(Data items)
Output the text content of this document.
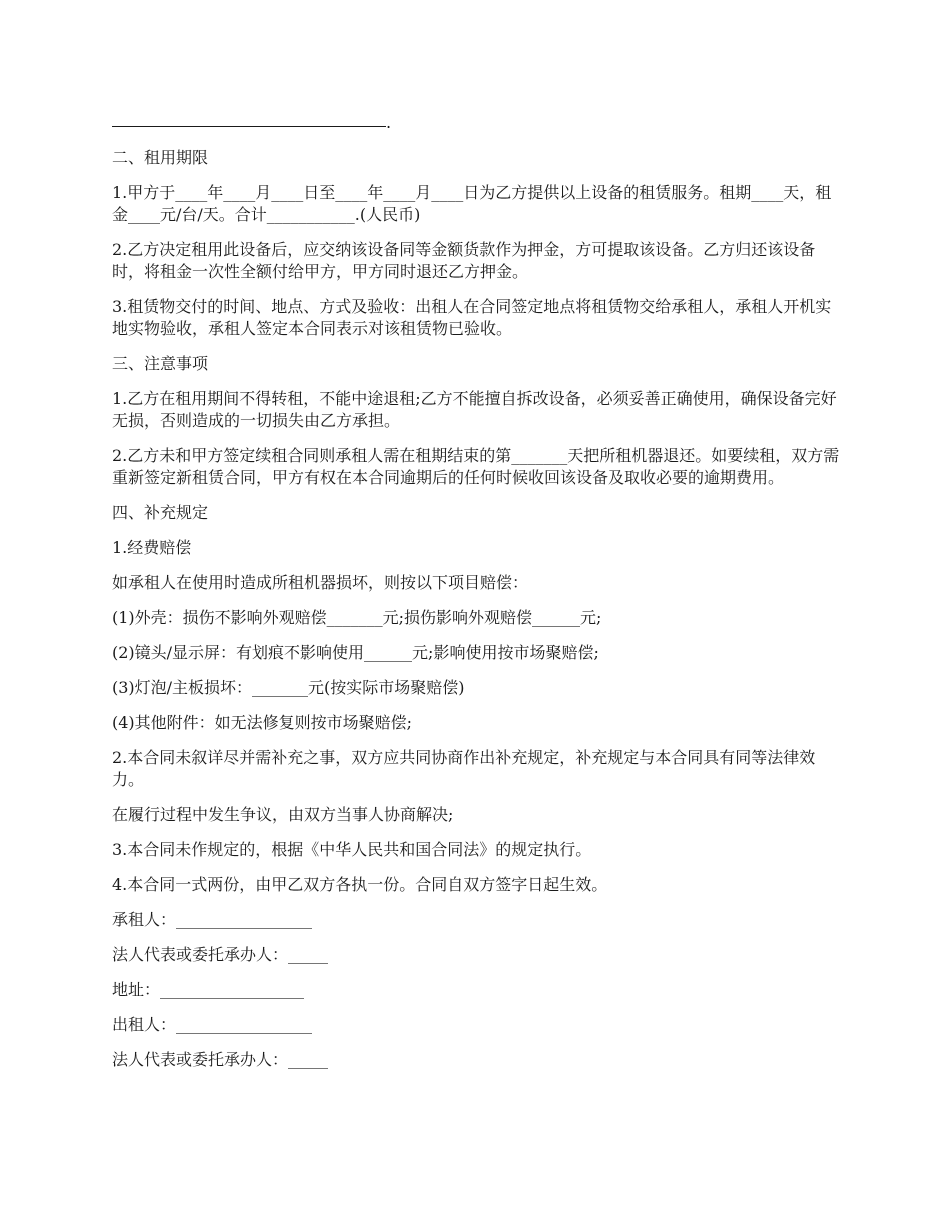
.

二、租用期限

1.甲方于____年____月____日至____年____月____日为乙方提供以上设备的租赁服务。租期____天，租金____元/台/天。合计___________.(人民币)

2.乙方决定租用此设备后，应交纳该设备同等金额货款作为押金，方可提取该设备。乙方归还该设备时，将租金一次性全额付给甲方，甲方同时退还乙方押金。

3.租赁物交付的时间、地点、方式及验收：出租人在合同签定地点将租赁物交给承租人，承租人开机实地实物验收，承租人签定本合同表示对该租赁物已验收。

三、注意事项

1.乙方在租用期间不得转租，不能中途退租;乙方不能擅自拆改设备，必须妥善正确使用，确保设备完好无损，否则造成的一切损失由乙方承担。

2.乙方未和甲方签定续租合同则承租人需在租期结束的第_______天把所租机器退还。如要续租，双方需重新签定新租赁合同，甲方有权在本合同逾期后的任何时候收回该设备及取收必要的逾期费用。

四、补充规定

1.经费赔偿

如承租人在使用时造成所租机器损坏，则按以下项目赔偿：

(1)外壳：损伤不影响外观赔偿_______元;损伤影响外观赔偿______元;

(2)镜头/显示屏：有划痕不影响使用______元;影响使用按市场聚赔偿;

(3)灯泡/主板损坏：_______元(按实际市场聚赔偿)

(4)其他附件：如无法修复则按市场聚赔偿;

2.本合同未叙详尽并需补充之事，双方应共同协商作出补充规定，补充规定与本合同具有同等法律效力。

在履行过程中发生争议，由双方当事人协商解决;

3.本合同未作规定的，根据《中华人民共和国合同法》的规定执行。

4.本合同一式两份，由甲乙双方各执一份。合同自双方签字日起生效。

承租人：_________________

法人代表或委托承办人：_____

地址：__________________

出租人：_________________

法人代表或委托承办人：_____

_Task prompt:_ Copy every entry exactly as written. Pictures are excluded.

_Finished exercise:_
Output the text content of this document.
.

二、租用期限

1.甲方于____年____月____日至____年____月____日为乙方提供以上设备的租赁服务。租期____天，租金____元/台/天。合计___________.(人民币)

2.乙方决定租用此设备后，应交纳该设备同等金额货款作为押金，方可提取该设备。乙方归还该设备时，将租金一次性全额付给甲方，甲方同时退还乙方押金。

3.租赁物交付的时间、地点、方式及验收：出租人在合同签定地点将租赁物交给承租人，承租人开机实地实物验收，承租人签定本合同表示对该租赁物已验收。

三、注意事项

1.乙方在租用期间不得转租，不能中途退租;乙方不能擅自拆改设备，必须妥善正确使用，确保设备完好无损，否则造成的一切损失由乙方承担。

2.乙方未和甲方签定续租合同则承租人需在租期结束的第_______天把所租机器退还。如要续租，双方需重新签定新租赁合同，甲方有权在本合同逾期后的任何时候收回该设备及取收必要的逾期费用。

四、补充规定

1.经费赔偿

如承租人在使用时造成所租机器损坏，则按以下项目赔偿：

(1)外壳：损伤不影响外观赔偿_______元;损伤影响外观赔偿______元;

(2)镜头/显示屏：有划痕不影响使用______元;影响使用按市场聚赔偿;

(3)灯泡/主板损坏：_______元(按实际市场聚赔偿)

(4)其他附件：如无法修复则按市场聚赔偿;

2.本合同未叙详尽并需补充之事，双方应共同协商作出补充规定，补充规定与本合同具有同等法律效力。

在履行过程中发生争议，由双方当事人协商解决;

3.本合同未作规定的，根据《中华人民共和国合同法》的规定执行。

4.本合同一式两份，由甲乙双方各执一份。合同自双方签字日起生效。

承租人：_________________

法人代表或委托承办人：_____

地址：__________________

出租人：_________________

法人代表或委托承办人：_____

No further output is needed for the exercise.